EXERCISE DETAILS
Quote the entries that follow exactly, leaving none out.

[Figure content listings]
(begin)

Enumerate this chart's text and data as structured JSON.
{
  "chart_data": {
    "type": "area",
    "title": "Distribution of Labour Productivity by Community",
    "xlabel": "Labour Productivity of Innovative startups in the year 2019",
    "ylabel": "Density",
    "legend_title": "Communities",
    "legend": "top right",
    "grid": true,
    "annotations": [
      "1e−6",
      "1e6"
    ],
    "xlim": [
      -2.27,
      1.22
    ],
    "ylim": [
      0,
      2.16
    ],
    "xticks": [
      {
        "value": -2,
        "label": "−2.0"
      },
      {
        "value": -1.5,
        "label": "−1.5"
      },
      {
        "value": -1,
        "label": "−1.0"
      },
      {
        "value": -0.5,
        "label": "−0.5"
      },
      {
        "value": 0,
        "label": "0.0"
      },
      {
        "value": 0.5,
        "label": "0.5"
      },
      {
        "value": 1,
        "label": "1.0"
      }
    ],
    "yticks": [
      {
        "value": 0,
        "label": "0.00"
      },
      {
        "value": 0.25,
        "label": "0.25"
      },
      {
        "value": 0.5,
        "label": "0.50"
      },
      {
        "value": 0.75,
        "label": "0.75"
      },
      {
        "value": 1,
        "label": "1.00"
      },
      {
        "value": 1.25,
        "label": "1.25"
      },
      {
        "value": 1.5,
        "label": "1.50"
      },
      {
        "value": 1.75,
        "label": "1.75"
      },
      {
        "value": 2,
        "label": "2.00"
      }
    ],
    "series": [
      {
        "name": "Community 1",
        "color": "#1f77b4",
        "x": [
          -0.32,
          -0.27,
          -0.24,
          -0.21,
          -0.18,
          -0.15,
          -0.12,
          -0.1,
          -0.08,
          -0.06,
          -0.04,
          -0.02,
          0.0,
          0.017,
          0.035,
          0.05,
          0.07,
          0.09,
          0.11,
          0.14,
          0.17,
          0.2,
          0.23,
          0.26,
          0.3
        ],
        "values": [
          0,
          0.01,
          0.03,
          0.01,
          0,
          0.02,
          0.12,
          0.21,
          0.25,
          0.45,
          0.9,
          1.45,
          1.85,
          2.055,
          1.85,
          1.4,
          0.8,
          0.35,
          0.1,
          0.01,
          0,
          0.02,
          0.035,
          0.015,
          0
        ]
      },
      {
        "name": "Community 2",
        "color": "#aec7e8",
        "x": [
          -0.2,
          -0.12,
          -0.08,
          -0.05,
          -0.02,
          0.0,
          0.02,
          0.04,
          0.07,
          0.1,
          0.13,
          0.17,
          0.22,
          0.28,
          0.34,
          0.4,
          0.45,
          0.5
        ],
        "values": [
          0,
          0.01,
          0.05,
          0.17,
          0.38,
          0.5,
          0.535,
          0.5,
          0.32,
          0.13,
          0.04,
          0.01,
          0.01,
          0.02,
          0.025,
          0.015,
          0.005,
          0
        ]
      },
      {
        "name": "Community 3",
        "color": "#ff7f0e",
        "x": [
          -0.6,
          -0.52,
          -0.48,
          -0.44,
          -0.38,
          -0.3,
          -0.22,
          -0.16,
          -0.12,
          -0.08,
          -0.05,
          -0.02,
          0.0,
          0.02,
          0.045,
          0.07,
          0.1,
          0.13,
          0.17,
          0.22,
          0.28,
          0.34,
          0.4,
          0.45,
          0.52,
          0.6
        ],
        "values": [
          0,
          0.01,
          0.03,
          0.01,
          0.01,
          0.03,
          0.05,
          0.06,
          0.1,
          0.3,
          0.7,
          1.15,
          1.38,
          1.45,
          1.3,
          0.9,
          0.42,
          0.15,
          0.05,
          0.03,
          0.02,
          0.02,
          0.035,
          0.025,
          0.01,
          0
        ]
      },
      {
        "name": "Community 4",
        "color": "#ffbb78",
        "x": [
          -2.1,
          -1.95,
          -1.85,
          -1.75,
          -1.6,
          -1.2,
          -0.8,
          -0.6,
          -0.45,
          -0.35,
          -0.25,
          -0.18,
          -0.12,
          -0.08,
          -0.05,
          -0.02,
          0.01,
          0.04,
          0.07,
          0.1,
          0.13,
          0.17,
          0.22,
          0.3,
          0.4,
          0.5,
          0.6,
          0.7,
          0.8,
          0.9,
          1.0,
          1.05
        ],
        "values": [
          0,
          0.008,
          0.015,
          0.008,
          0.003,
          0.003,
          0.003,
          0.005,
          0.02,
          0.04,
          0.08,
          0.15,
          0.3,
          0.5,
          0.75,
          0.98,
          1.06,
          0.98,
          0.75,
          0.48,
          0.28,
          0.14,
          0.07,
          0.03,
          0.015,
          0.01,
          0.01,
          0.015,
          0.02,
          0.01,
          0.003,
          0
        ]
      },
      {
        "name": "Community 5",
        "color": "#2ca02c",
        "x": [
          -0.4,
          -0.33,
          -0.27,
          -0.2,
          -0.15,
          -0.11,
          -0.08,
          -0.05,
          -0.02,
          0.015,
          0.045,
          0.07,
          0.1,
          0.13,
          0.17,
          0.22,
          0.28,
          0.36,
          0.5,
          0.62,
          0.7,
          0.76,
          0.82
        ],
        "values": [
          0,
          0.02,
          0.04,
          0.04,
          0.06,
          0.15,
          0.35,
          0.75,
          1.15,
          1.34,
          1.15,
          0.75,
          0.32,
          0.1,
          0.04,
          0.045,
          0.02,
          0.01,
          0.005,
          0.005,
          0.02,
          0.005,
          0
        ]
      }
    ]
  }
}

(end)

FINAL RESULT
Enumerate this chart's text and data as structured JSON.
{
  "chart_data": {
    "type": "area",
    "title": "Distribution of Labour Productivity by Community",
    "xlabel": "Labour Productivity of Innovative startups in the year 2019",
    "ylabel": "Density",
    "legend_title": "Communities",
    "legend": "top right",
    "grid": true,
    "annotations": [
      "1e−6",
      "1e6"
    ],
    "xlim": [
      -2.27,
      1.22
    ],
    "ylim": [
      0,
      2.16
    ],
    "xticks": [
      {
        "value": -2,
        "label": "−2.0"
      },
      {
        "value": -1.5,
        "label": "−1.5"
      },
      {
        "value": -1,
        "label": "−1.0"
      },
      {
        "value": -0.5,
        "label": "−0.5"
      },
      {
        "value": 0,
        "label": "0.0"
      },
      {
        "value": 0.5,
        "label": "0.5"
      },
      {
        "value": 1,
        "label": "1.0"
      }
    ],
    "yticks": [
      {
        "value": 0,
        "label": "0.00"
      },
      {
        "value": 0.25,
        "label": "0.25"
      },
      {
        "value": 0.5,
        "label": "0.50"
      },
      {
        "value": 0.75,
        "label": "0.75"
      },
      {
        "value": 1,
        "label": "1.00"
      },
      {
        "value": 1.25,
        "label": "1.25"
      },
      {
        "value": 1.5,
        "label": "1.50"
      },
      {
        "value": 1.75,
        "label": "1.75"
      },
      {
        "value": 2,
        "label": "2.00"
      }
    ],
    "series": [
      {
        "name": "Community 1",
        "color": "#1f77b4",
        "x": [
          -0.32,
          -0.27,
          -0.24,
          -0.21,
          -0.18,
          -0.15,
          -0.12,
          -0.1,
          -0.08,
          -0.06,
          -0.04,
          -0.02,
          0.0,
          0.017,
          0.035,
          0.05,
          0.07,
          0.09,
          0.11,
          0.14,
          0.17,
          0.2,
          0.23,
          0.26,
          0.3
        ],
        "values": [
          0,
          0.01,
          0.03,
          0.01,
          0,
          0.02,
          0.12,
          0.21,
          0.25,
          0.45,
          0.9,
          1.45,
          1.85,
          2.055,
          1.85,
          1.4,
          0.8,
          0.35,
          0.1,
          0.01,
          0,
          0.02,
          0.035,
          0.015,
          0
        ]
      },
      {
        "name": "Community 2",
        "color": "#aec7e8",
        "x": [
          -0.2,
          -0.12,
          -0.08,
          -0.05,
          -0.02,
          0.0,
          0.02,
          0.04,
          0.07,
          0.1,
          0.13,
          0.17,
          0.22,
          0.28,
          0.34,
          0.4,
          0.45,
          0.5
        ],
        "values": [
          0,
          0.01,
          0.05,
          0.17,
          0.38,
          0.5,
          0.535,
          0.5,
          0.32,
          0.13,
          0.04,
          0.01,
          0.01,
          0.02,
          0.025,
          0.015,
          0.005,
          0
        ]
      },
      {
        "name": "Community 3",
        "color": "#ff7f0e",
        "x": [
          -0.6,
          -0.52,
          -0.48,
          -0.44,
          -0.38,
          -0.3,
          -0.22,
          -0.16,
          -0.12,
          -0.08,
          -0.05,
          -0.02,
          0.0,
          0.02,
          0.045,
          0.07,
          0.1,
          0.13,
          0.17,
          0.22,
          0.28,
          0.34,
          0.4,
          0.45,
          0.52,
          0.6
        ],
        "values": [
          0,
          0.01,
          0.03,
          0.01,
          0.01,
          0.03,
          0.05,
          0.06,
          0.1,
          0.3,
          0.7,
          1.15,
          1.38,
          1.45,
          1.3,
          0.9,
          0.42,
          0.15,
          0.05,
          0.03,
          0.02,
          0.02,
          0.035,
          0.025,
          0.01,
          0
        ]
      },
      {
        "name": "Community 4",
        "color": "#ffbb78",
        "x": [
          -2.1,
          -1.95,
          -1.85,
          -1.75,
          -1.6,
          -1.2,
          -0.8,
          -0.6,
          -0.45,
          -0.35,
          -0.25,
          -0.18,
          -0.12,
          -0.08,
          -0.05,
          -0.02,
          0.01,
          0.04,
          0.07,
          0.1,
          0.13,
          0.17,
          0.22,
          0.3,
          0.4,
          0.5,
          0.6,
          0.7,
          0.8,
          0.9,
          1.0,
          1.05
        ],
        "values": [
          0,
          0.008,
          0.015,
          0.008,
          0.003,
          0.003,
          0.003,
          0.005,
          0.02,
          0.04,
          0.08,
          0.15,
          0.3,
          0.5,
          0.75,
          0.98,
          1.06,
          0.98,
          0.75,
          0.48,
          0.28,
          0.14,
          0.07,
          0.03,
          0.015,
          0.01,
          0.01,
          0.015,
          0.02,
          0.01,
          0.003,
          0
        ]
      },
      {
        "name": "Community 5",
        "color": "#2ca02c",
        "x": [
          -0.4,
          -0.33,
          -0.27,
          -0.2,
          -0.15,
          -0.11,
          -0.08,
          -0.05,
          -0.02,
          0.015,
          0.045,
          0.07,
          0.1,
          0.13,
          0.17,
          0.22,
          0.28,
          0.36,
          0.5,
          0.62,
          0.7,
          0.76,
          0.82
        ],
        "values": [
          0,
          0.02,
          0.04,
          0.04,
          0.06,
          0.15,
          0.35,
          0.75,
          1.15,
          1.34,
          1.15,
          0.75,
          0.32,
          0.1,
          0.04,
          0.045,
          0.02,
          0.01,
          0.005,
          0.005,
          0.02,
          0.005,
          0
        ]
      }
    ]
  }
}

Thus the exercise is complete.